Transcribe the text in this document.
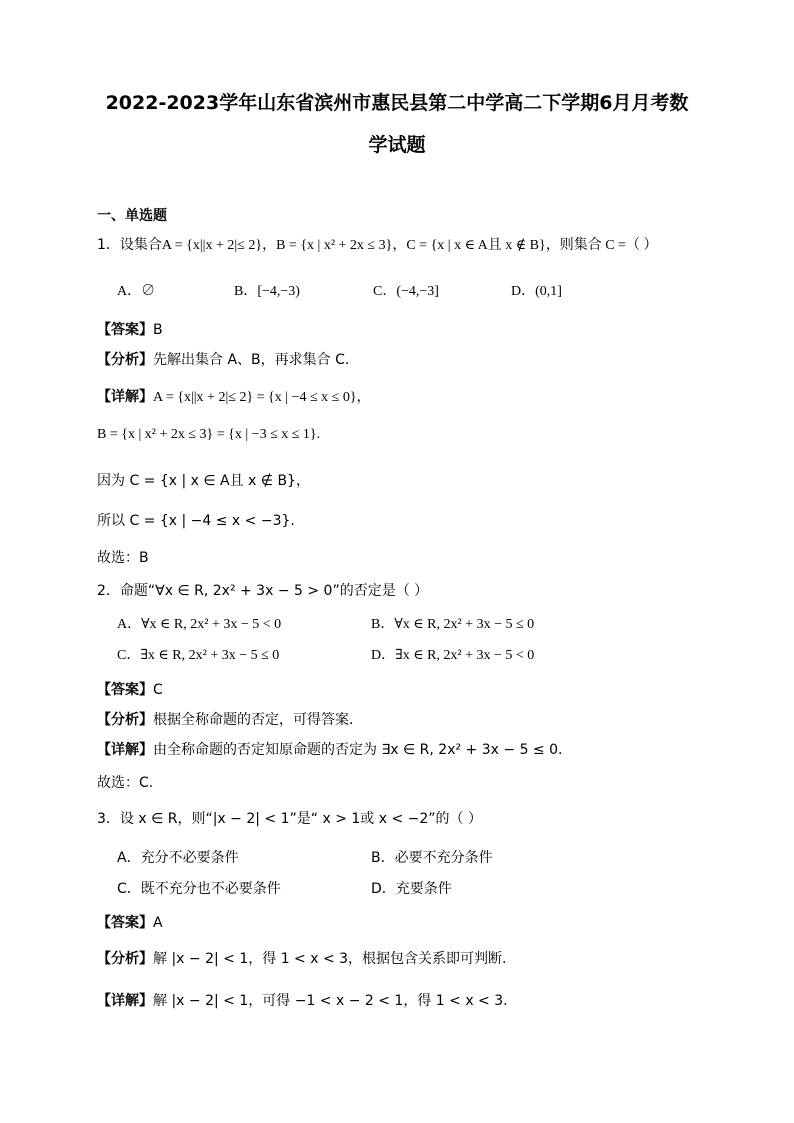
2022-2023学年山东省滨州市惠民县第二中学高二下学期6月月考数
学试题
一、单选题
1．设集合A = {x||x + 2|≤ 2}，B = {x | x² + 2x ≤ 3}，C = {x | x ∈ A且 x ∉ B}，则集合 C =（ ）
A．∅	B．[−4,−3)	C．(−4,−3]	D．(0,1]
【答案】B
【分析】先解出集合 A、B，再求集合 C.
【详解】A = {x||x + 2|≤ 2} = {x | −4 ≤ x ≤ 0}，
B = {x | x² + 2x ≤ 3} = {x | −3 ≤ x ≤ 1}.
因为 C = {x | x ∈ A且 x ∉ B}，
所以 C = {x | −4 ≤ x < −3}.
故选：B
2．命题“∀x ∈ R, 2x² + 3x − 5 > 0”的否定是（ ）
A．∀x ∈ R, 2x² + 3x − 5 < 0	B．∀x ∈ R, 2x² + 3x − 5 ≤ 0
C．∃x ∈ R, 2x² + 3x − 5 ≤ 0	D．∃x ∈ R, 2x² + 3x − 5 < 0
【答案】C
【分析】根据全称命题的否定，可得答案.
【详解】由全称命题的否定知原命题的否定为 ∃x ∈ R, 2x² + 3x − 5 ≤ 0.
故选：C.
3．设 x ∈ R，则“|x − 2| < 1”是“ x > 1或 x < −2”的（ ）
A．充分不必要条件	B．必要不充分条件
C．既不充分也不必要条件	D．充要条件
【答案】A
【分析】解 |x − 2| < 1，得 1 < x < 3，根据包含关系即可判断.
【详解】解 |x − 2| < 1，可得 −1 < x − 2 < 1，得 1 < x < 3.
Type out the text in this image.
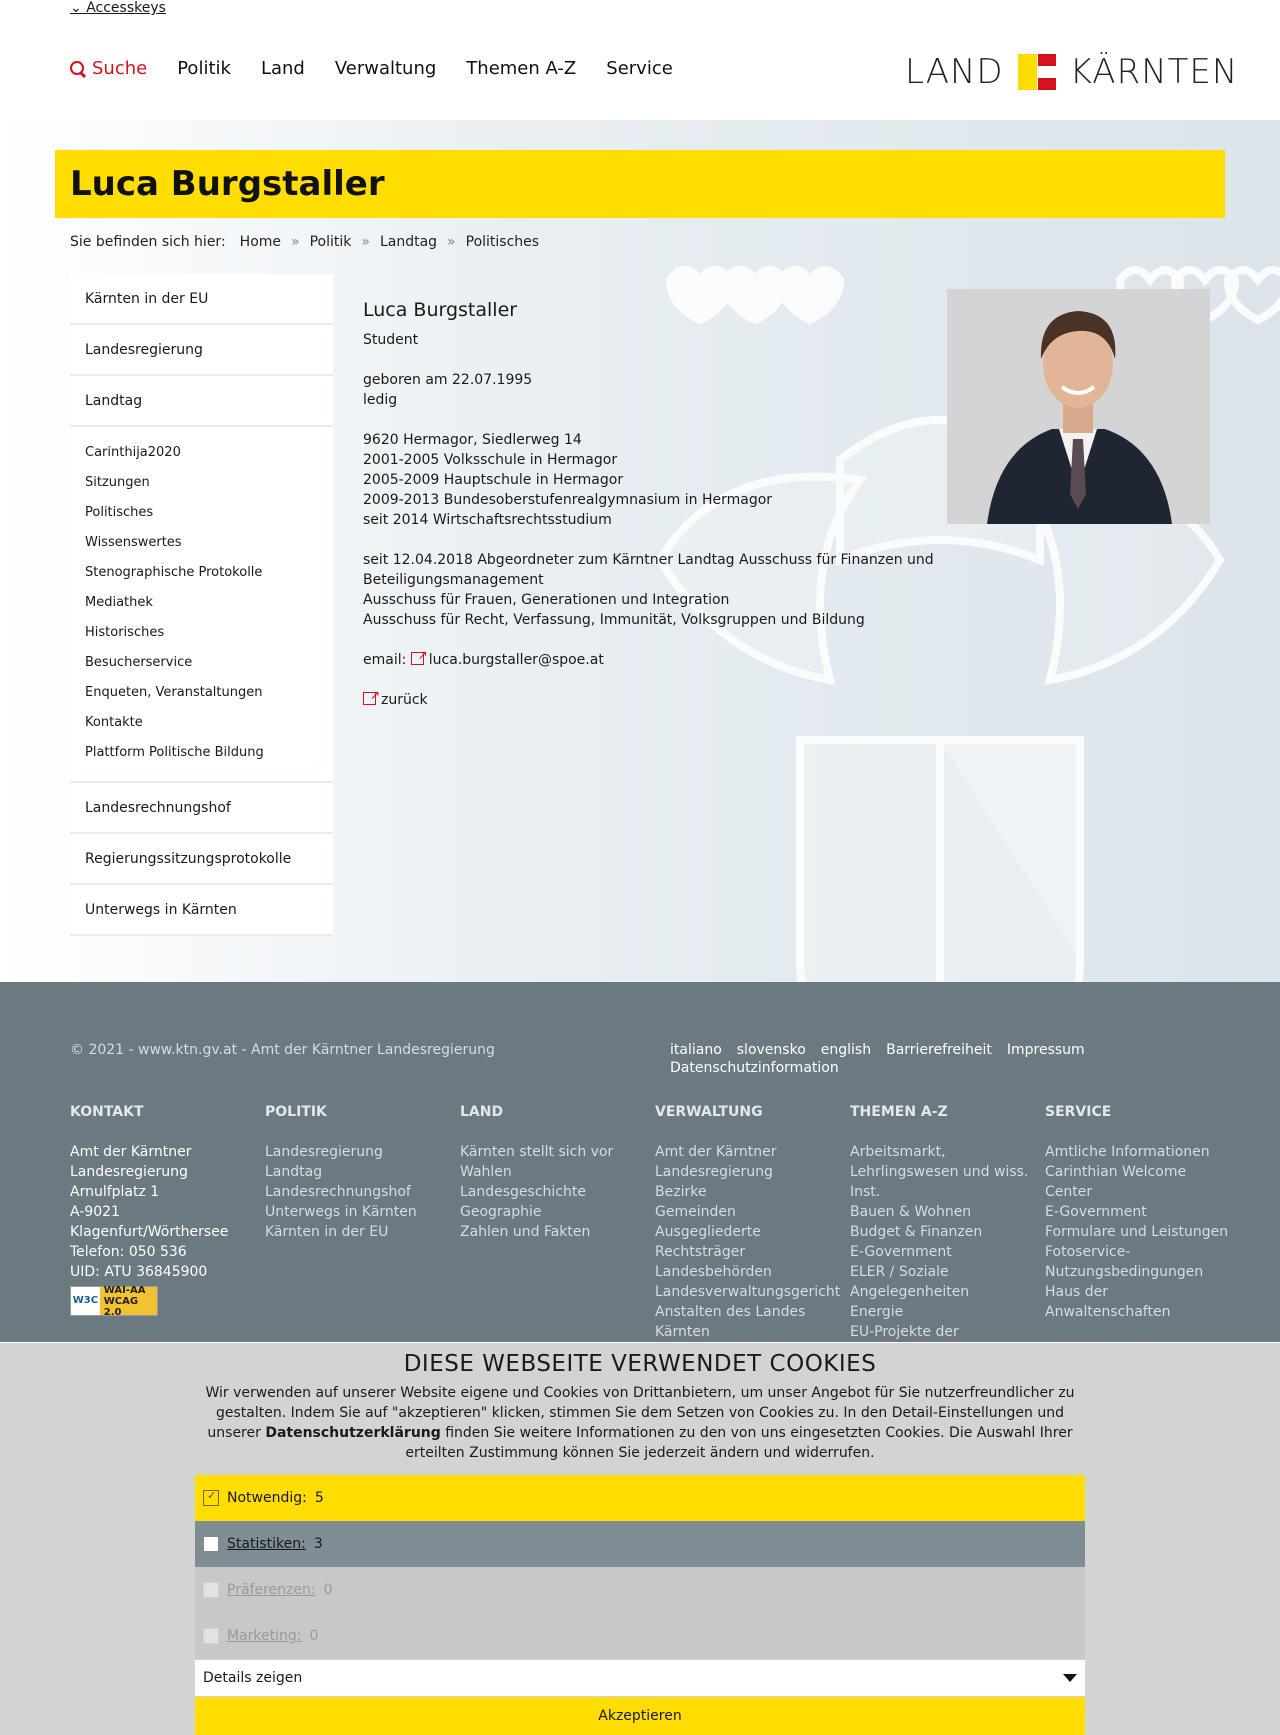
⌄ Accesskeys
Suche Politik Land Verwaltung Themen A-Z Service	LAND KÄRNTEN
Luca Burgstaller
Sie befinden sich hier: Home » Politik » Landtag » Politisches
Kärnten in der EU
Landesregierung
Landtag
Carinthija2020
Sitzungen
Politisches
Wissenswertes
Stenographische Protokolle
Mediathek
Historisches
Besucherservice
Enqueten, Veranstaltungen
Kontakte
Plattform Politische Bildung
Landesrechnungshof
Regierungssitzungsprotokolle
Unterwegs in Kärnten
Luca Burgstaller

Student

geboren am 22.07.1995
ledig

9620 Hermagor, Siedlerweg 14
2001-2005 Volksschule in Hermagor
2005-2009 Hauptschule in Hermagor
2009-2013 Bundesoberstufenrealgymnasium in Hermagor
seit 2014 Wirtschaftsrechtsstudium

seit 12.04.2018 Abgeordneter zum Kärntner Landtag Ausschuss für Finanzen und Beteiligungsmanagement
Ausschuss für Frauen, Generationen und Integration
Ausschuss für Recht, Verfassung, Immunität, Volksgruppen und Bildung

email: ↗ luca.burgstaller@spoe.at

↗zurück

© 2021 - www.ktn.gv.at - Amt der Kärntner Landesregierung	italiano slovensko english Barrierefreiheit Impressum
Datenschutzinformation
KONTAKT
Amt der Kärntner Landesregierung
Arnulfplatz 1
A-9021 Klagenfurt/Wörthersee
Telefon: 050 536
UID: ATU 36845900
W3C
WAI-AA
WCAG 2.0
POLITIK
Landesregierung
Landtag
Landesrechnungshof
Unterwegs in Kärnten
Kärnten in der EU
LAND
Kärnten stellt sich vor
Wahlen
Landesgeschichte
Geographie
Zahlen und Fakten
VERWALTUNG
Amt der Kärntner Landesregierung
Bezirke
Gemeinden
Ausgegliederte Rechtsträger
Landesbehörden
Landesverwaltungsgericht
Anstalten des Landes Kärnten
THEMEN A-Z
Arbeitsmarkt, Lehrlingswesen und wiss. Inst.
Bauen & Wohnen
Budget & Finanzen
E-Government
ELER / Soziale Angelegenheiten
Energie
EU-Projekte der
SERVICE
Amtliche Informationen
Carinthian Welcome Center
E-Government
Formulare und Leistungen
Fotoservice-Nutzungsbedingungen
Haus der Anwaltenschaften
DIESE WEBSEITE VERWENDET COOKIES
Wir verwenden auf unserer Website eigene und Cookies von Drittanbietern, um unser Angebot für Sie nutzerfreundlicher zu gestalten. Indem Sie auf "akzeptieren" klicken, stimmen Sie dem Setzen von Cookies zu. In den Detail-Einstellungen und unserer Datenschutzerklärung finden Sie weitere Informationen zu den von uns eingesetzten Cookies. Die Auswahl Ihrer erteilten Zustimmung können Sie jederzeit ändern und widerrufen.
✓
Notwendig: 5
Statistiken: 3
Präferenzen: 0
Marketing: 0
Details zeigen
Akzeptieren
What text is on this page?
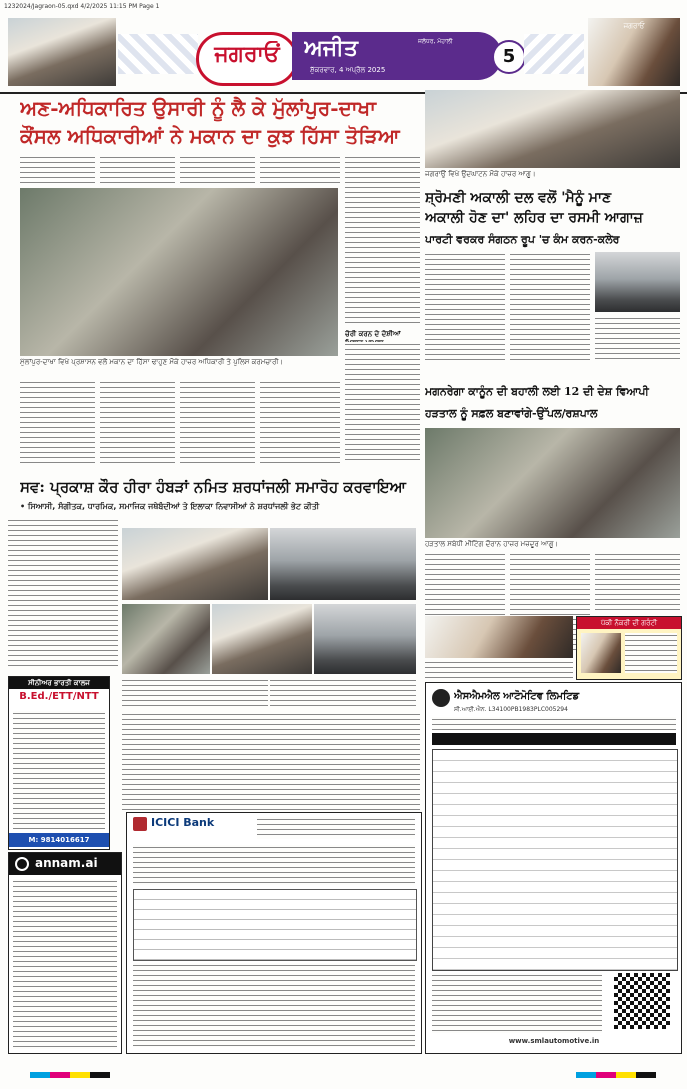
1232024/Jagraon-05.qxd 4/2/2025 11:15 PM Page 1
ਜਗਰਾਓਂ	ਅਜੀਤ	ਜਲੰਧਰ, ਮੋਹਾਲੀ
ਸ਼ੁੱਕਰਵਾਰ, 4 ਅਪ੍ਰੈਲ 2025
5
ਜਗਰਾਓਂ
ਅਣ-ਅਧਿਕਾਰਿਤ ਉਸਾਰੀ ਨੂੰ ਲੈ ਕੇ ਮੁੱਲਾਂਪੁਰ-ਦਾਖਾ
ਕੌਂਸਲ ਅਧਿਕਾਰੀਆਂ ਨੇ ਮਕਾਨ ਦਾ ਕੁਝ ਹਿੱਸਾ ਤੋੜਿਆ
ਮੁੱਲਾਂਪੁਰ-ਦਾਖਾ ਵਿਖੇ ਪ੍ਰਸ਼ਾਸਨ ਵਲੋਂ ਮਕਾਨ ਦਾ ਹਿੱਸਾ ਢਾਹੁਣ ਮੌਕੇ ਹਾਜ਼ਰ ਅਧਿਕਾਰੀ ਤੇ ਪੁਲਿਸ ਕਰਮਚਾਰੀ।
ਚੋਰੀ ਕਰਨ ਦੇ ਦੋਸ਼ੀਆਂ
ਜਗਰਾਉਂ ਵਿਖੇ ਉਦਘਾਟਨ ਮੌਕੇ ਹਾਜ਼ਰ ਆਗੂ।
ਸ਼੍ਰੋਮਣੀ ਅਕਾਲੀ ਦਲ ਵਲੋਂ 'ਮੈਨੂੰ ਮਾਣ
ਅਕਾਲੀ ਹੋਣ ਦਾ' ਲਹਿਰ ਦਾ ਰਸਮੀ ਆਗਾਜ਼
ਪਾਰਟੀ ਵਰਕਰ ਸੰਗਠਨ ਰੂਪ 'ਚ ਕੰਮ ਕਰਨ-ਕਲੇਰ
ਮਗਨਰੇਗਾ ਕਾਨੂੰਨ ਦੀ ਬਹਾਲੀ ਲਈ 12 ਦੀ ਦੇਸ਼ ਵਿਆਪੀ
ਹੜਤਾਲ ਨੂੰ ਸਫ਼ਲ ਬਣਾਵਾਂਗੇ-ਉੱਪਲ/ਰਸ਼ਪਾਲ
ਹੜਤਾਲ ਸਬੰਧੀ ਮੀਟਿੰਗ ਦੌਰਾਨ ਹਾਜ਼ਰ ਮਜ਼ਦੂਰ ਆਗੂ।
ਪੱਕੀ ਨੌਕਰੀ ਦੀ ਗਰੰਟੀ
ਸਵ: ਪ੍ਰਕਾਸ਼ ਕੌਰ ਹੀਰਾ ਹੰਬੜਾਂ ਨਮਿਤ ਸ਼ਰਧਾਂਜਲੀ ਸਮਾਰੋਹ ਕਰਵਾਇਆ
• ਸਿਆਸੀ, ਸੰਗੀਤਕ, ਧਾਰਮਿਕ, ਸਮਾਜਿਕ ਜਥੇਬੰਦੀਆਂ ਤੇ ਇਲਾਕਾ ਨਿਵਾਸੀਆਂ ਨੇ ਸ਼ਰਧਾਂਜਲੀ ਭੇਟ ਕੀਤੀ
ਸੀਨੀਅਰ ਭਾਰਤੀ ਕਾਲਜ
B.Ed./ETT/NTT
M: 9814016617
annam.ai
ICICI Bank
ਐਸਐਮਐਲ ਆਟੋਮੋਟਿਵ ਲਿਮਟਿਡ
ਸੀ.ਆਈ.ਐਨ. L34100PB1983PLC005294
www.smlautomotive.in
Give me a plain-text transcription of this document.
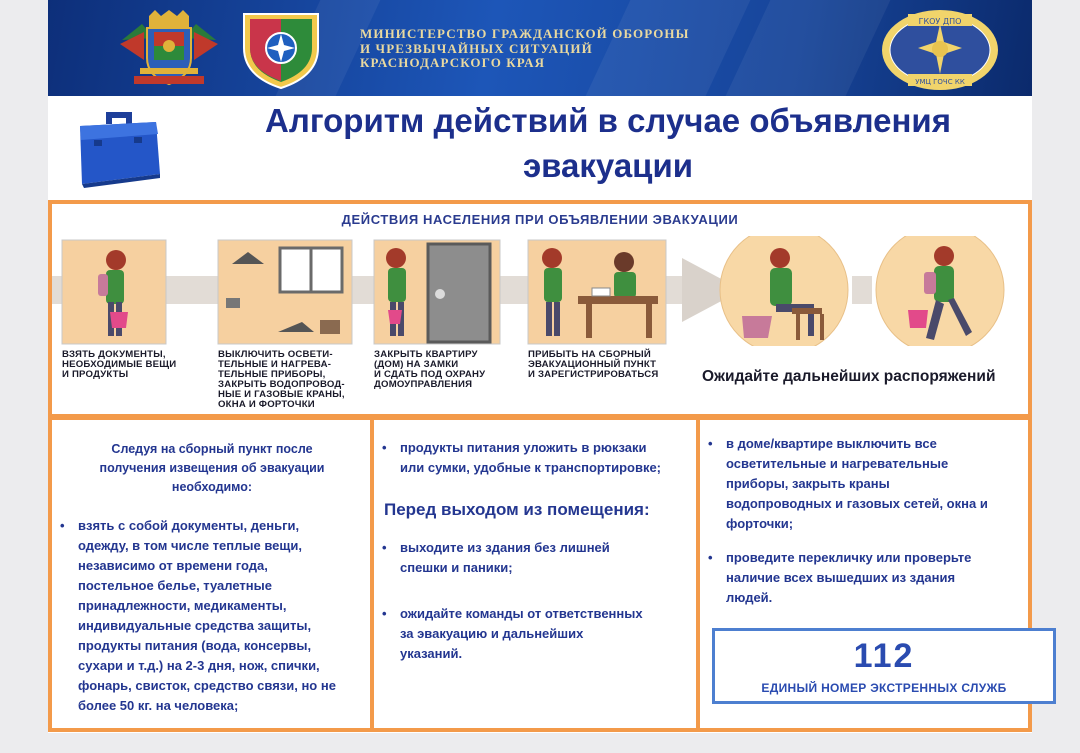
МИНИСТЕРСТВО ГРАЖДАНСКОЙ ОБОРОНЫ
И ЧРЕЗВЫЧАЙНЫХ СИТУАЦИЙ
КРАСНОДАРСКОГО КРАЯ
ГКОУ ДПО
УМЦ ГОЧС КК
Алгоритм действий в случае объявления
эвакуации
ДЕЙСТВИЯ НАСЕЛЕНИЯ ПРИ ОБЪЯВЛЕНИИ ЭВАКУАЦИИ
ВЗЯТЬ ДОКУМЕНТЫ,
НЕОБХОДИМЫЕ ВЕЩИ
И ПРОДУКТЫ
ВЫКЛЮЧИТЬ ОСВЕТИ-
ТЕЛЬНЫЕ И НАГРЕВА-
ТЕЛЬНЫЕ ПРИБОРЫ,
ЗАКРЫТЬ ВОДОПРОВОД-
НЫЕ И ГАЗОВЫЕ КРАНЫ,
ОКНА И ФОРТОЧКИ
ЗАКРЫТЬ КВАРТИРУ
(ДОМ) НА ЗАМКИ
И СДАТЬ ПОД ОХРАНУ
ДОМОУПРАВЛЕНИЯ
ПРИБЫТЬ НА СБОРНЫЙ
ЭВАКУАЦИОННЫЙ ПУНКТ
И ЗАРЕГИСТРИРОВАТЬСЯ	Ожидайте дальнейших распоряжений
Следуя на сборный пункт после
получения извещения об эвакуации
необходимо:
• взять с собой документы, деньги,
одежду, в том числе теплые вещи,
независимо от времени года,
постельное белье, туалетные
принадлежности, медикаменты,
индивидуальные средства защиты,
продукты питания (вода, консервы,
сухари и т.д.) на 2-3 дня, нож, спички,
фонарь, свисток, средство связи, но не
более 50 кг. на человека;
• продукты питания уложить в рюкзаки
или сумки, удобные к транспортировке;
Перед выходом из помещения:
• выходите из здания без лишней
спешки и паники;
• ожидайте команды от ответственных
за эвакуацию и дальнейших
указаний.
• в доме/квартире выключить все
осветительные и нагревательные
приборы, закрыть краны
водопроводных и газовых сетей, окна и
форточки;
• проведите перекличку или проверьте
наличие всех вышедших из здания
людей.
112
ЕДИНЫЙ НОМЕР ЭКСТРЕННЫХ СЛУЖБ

★ ★ ★ ★ ★ ★ ★

Task to complete:
Say how many lines of the data include the word "Finanzen". Nothing other than the number should be given.

Exercise solution:
2